SET TASK A: Translate this sentence from the passage on social networking sites into French: "It was not one of the big ones, but a network set up on Ning."

━━━━━━━━

Later, I started to hear a lot about MySpace.  A few months after I started this blog, I was nominated for a “Blogger of the Week” by MKEonline.com.  I was one of five contestants and people had to vote on their favorite, and a MySpace blog won that week.  This kind of ticked me off because, duh, it’s a social networking site, and of course they’re in a good position to win because all they have to do is get their friends to vote.  So much for artistic merit.

I think on two different previous occasions I did set up a MySpace site, but I have absolutely no idea where they are or how to access them.  Like my Friendster account, I set up the page and then ignored it.  

Last November, I heard about NaBloPoMo (National Blog Posting Month) in which bloggers would take up the challenge of posting to their blog once a day, every day in November.  I decided to take up the challenge so I signed up at the site, and discovered, to my surprise, that I was signing up for an account at a social networking site.  It was not one of the big ones, but a network set up on Ning.  I was busy trying to post a blog posting every day—why would I want to mess around on a social network site as well?  But I did start a group for Wisconsin bloggers and three signed up, and I do link to two of them and occasionally correspond.

━━━━━━━━

SET TASK B: Reproduce the rows verbatim, everything from the first row down to the line containing "trigger-slope-icon [391,456,407,476]", with both of those lines included.

━━━━━━━━

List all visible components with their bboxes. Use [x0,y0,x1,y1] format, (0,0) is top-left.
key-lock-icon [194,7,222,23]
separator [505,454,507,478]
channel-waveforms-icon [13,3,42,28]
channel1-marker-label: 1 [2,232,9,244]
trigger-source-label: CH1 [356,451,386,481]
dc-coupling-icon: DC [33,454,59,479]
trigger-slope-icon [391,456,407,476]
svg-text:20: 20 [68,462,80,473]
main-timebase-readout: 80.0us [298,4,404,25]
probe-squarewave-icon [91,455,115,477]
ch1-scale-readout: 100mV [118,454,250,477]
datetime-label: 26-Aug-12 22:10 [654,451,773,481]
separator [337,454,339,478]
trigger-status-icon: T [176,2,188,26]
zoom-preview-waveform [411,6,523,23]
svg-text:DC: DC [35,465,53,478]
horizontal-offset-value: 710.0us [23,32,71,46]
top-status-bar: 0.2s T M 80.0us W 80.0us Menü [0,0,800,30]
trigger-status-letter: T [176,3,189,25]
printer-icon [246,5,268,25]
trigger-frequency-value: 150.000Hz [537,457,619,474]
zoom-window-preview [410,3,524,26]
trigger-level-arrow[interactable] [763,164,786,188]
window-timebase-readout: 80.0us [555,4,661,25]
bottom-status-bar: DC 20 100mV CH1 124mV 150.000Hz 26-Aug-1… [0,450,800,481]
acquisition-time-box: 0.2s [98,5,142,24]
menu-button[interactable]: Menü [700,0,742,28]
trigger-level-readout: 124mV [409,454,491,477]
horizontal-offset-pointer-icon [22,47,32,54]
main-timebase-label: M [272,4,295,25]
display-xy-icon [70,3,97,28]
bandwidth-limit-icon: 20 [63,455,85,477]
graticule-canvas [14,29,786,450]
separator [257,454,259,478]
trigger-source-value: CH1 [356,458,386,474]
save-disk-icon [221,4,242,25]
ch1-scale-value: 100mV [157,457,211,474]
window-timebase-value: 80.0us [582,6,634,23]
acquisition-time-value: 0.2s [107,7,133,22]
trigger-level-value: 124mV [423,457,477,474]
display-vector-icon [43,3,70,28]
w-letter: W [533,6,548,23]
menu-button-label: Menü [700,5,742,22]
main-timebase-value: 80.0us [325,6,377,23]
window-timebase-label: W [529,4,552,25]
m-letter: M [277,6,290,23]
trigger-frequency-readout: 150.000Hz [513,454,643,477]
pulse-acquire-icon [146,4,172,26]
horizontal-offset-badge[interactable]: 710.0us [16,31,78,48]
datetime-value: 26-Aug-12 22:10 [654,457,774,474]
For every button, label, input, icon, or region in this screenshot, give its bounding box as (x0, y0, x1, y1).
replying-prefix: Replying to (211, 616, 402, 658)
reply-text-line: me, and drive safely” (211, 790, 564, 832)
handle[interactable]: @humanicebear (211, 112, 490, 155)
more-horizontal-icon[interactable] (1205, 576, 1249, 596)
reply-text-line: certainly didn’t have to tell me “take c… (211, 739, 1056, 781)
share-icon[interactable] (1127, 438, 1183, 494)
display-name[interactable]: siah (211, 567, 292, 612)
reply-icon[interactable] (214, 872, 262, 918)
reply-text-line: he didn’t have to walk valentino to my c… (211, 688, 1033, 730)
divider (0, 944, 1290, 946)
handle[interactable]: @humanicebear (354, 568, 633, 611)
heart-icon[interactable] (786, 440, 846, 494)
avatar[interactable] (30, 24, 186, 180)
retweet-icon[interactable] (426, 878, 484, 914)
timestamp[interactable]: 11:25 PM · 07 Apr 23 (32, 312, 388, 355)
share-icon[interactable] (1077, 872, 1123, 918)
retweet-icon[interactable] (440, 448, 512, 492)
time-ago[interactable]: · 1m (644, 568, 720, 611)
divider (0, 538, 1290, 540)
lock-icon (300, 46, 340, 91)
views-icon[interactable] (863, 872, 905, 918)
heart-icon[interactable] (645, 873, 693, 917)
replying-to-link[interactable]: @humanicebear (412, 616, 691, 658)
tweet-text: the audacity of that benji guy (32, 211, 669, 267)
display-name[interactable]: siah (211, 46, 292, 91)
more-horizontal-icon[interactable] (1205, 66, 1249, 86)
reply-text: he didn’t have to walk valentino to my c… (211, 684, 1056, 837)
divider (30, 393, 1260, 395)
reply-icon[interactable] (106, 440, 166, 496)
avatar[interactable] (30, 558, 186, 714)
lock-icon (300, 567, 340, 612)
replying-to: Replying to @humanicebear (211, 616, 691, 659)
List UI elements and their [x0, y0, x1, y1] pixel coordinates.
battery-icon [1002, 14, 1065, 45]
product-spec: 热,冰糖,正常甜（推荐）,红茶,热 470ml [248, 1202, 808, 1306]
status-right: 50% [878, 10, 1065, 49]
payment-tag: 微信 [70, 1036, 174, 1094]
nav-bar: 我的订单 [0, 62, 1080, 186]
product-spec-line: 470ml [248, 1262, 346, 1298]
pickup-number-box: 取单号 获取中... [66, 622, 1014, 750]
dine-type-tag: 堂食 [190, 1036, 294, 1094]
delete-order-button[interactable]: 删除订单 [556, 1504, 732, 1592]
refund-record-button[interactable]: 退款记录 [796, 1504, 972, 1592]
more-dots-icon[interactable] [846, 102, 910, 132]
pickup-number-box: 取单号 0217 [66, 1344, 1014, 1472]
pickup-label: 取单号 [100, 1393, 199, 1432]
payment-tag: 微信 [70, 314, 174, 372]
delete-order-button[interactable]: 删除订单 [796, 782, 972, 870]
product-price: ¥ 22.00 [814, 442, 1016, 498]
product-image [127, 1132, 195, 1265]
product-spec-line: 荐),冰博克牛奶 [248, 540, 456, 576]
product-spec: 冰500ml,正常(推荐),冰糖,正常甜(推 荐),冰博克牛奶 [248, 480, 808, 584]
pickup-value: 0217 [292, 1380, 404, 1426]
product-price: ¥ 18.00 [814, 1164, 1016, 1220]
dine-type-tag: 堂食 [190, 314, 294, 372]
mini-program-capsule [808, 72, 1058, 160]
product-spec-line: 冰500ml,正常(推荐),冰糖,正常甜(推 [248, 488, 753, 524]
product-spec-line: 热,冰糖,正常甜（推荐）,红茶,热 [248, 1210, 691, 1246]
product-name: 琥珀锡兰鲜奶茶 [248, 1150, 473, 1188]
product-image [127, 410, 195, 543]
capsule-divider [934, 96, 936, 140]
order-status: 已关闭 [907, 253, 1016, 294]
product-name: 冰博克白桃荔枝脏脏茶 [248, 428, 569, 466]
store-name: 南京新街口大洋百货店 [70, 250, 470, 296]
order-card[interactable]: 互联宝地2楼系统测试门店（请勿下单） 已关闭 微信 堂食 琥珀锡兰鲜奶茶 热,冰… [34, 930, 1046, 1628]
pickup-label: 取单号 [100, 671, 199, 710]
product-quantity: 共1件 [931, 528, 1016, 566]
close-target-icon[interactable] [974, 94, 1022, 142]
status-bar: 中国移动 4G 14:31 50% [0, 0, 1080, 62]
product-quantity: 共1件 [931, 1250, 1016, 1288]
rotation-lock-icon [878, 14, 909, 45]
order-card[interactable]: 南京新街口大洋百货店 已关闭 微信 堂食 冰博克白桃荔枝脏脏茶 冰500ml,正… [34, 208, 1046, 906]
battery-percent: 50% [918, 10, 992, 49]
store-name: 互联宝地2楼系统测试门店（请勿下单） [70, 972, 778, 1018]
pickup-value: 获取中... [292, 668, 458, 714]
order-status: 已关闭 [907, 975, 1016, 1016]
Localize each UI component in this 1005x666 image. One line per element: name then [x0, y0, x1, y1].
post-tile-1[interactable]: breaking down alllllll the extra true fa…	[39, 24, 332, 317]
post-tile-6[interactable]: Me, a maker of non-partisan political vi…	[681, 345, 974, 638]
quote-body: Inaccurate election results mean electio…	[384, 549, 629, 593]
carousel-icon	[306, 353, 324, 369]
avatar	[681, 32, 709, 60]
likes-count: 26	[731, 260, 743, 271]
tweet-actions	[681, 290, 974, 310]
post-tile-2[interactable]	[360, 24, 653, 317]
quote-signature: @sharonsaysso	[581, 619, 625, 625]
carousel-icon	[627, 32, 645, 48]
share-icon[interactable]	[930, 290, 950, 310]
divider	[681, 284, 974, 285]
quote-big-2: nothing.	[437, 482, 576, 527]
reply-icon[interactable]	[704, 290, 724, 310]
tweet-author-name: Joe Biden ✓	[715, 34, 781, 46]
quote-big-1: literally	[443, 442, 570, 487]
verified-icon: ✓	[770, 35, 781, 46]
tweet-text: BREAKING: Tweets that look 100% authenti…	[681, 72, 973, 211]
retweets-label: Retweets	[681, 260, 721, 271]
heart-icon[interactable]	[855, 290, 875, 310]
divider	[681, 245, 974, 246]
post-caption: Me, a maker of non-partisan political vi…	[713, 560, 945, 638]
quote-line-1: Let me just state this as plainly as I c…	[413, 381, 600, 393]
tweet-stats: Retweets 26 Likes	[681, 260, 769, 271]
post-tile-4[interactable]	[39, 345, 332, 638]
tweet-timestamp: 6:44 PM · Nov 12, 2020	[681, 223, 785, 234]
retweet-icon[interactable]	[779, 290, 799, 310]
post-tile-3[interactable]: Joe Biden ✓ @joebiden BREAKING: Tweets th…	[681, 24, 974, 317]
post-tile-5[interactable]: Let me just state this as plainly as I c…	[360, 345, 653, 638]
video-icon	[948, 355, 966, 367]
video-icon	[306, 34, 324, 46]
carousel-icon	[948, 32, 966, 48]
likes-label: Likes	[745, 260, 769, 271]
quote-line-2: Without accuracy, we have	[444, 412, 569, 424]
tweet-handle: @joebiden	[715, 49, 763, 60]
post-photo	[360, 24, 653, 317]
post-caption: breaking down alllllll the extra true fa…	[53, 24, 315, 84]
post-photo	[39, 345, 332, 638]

━━━━━━━━

COMPLETE OUTPUT A: Ce n'était pas l'un des grands, mais un réseau créé sur Ning.

COMPLETE OUTPUT B:
List all visible components with their bboxes. Use [x0,y0,x1,y1] format, (0,0) is top-left.
key-lock-icon [194,7,222,23]
separator [505,454,507,478]
channel-waveforms-icon [13,3,42,28]
channel1-marker-label: 1 [2,232,9,244]
trigger-source-label: CH1 [356,451,386,481]
dc-coupling-icon: DC [33,454,59,479]
trigger-slope-icon [391,456,407,476]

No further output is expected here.